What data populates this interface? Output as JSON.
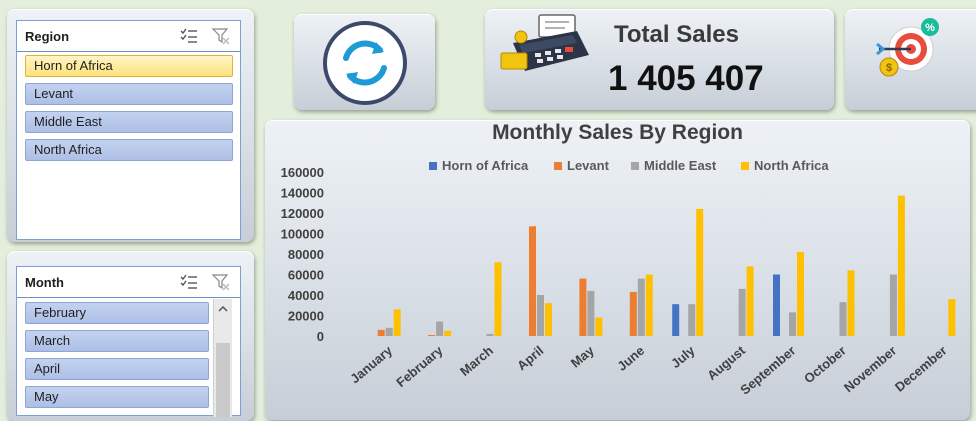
{
  "region_slicer": {
    "title": "Region",
    "items": [
      "Horn of Africa",
      "Levant",
      "Middle East",
      "North Africa"
    ],
    "selected_index": 0
  },
  "month_slicer": {
    "title": "Month",
    "items": [
      "February",
      "March",
      "April",
      "May"
    ]
  },
  "refresh_button": {
    "icon": "refresh-icon"
  },
  "sales_card": {
    "icon": "card-terminal-icon",
    "label": "Total Sales",
    "value": "1 405 407"
  },
  "target_card": {
    "icon": "target-icon"
  },
  "chart_data": {
    "type": "bar",
    "title": "Monthly Sales By Region",
    "categories": [
      "January",
      "February",
      "March",
      "April",
      "May",
      "June",
      "July",
      "August",
      "September",
      "October",
      "November",
      "December"
    ],
    "series": [
      {
        "name": "Horn of Africa",
        "color": "#4472c4",
        "values": [
          0,
          0,
          0,
          0,
          0,
          0,
          31000,
          0,
          60000,
          0,
          0,
          0
        ]
      },
      {
        "name": "Levant",
        "color": "#ed7d31",
        "values": [
          6000,
          1000,
          0,
          107000,
          56000,
          43000,
          0,
          0,
          0,
          0,
          0,
          0
        ]
      },
      {
        "name": "Middle East",
        "color": "#a5a5a5",
        "values": [
          8000,
          14000,
          2000,
          40000,
          44000,
          56000,
          31000,
          46000,
          23000,
          33000,
          60000,
          0
        ]
      },
      {
        "name": "North Africa",
        "color": "#ffc000",
        "values": [
          26000,
          5000,
          72000,
          32000,
          18000,
          60000,
          124000,
          68000,
          82000,
          64000,
          137000,
          36000
        ]
      }
    ],
    "yticks": [
      "0",
      "20000",
      "40000",
      "60000",
      "80000",
      "100000",
      "120000",
      "140000",
      "160000"
    ],
    "ylim": [
      0,
      160000
    ],
    "legend_position": "top",
    "grid": false
  }
}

• • • • •

### Your objective
Locate and copy each line in the data above that includes the word "Africa".

### Exercise response
      "Horn of Africa",
      "North Africa"
        "name": "Horn of Africa",
        "name": "North Africa",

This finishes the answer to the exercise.